• Extrait source
══════

Comment se crée un référentiel ? Pour comprendre l’envers du décor des mesures, des chiffres, des cartes et des indicateurs, Laurent Polidori, directeur du CESBIO et Joël Gombin, politologue co-fondateur de Datactivit ont choisi de remonter dans le temps. L’un s’appuyant sur l’histoire de la géodésie et l’autre sur celle des statistiques, ils ont tous deux insisté sur le rapport entre science, technique et politique. S’il a fallu les satellites de Jupiter pour inventer les longitudes, il a fallu la théorie des probabilités pour que naissent les statistiques. Mais papes, rois, empereurs, gouvernements… ont souvent eu le mot final sur le choix des référentiels et ont poussé à leur adoption au nom de la bonne marche de l’État. Si le méridien de Greenwich, le calendrier ou le système métrique sont aujourd’hui des évidences, ils furent l’objet de négociations au plus haut niveau. L’étymologie même du terme « statistique » porte en elle ces origines multiples. Hérité du Latin status (État) et apparu à la fin du XVIIIe en Allemagne, le terme de statistik désigne l’ensemble des connaissances que doit posséder un homme d’État.

══════

• Consigne
Reprenez le texte sur la naissance des référentiels là où il s'arrête et écrivez la suite après sa dernière phrase.

• Matériel source
══════

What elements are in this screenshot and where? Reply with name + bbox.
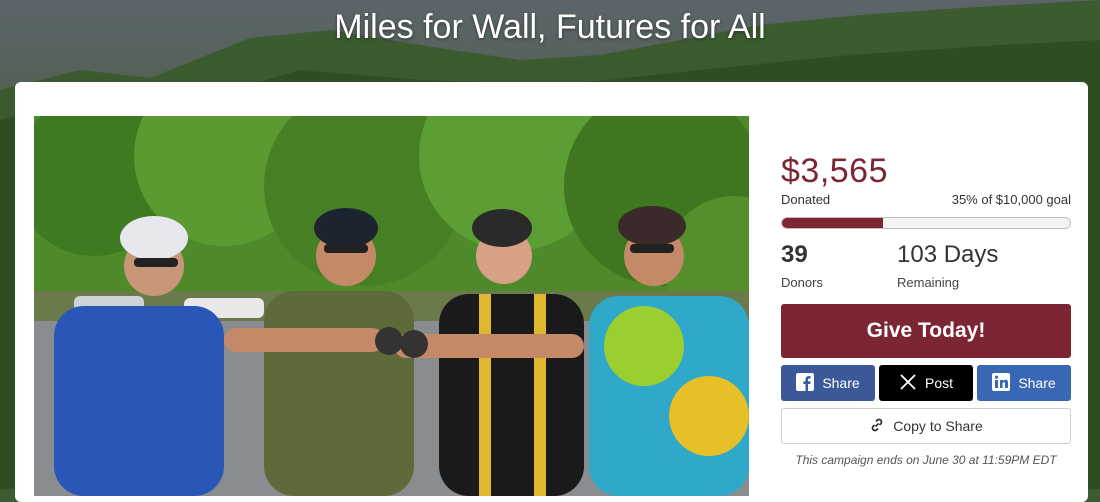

══════

• Votre réponse
De la nécessaire référence
Avant de mesurer quoi que ce soit, une convention doit être établie, qui va permettre « de passer des mots aux nombres » comme l’a expliqué Joël Gombin, résumant les travaux d’Alain Desrosières dans La politique des grands nombres et l’Histoire de la raison statistique. Repères, catégories, nomenclatures… sont essentiels afin « de pouvoir travailler ensemble » insiste Laurent Polidori. Ainsi, tout référentiel porte en lui une contradiction : sa création, par nature arbitraire et politique, va fixer la façon de mesurer des variables, des évolutions. Les présupposés que sont les référentiels n’ont finalement rien de « naturels », même s’ils font généralement consensus.
Faut-il pour autant jeter les référentiels avec l’eau du bain de l’autorité ? Certainement pas, car « ils créent les conditions d’un espace démocratique moderne » rappelle le politologue. Impossible de discuter du chômage, sans s’entendre sur ce qu’est un chômeur et sur la façon de mesurer un taux de chômage ! Ainsi, « les statistiques légitiment l’exercice du pouvoir mais en retour, l’État et son appareil statistique légitiment des référentiels, des manières de compter » ajoute Joël Gombin.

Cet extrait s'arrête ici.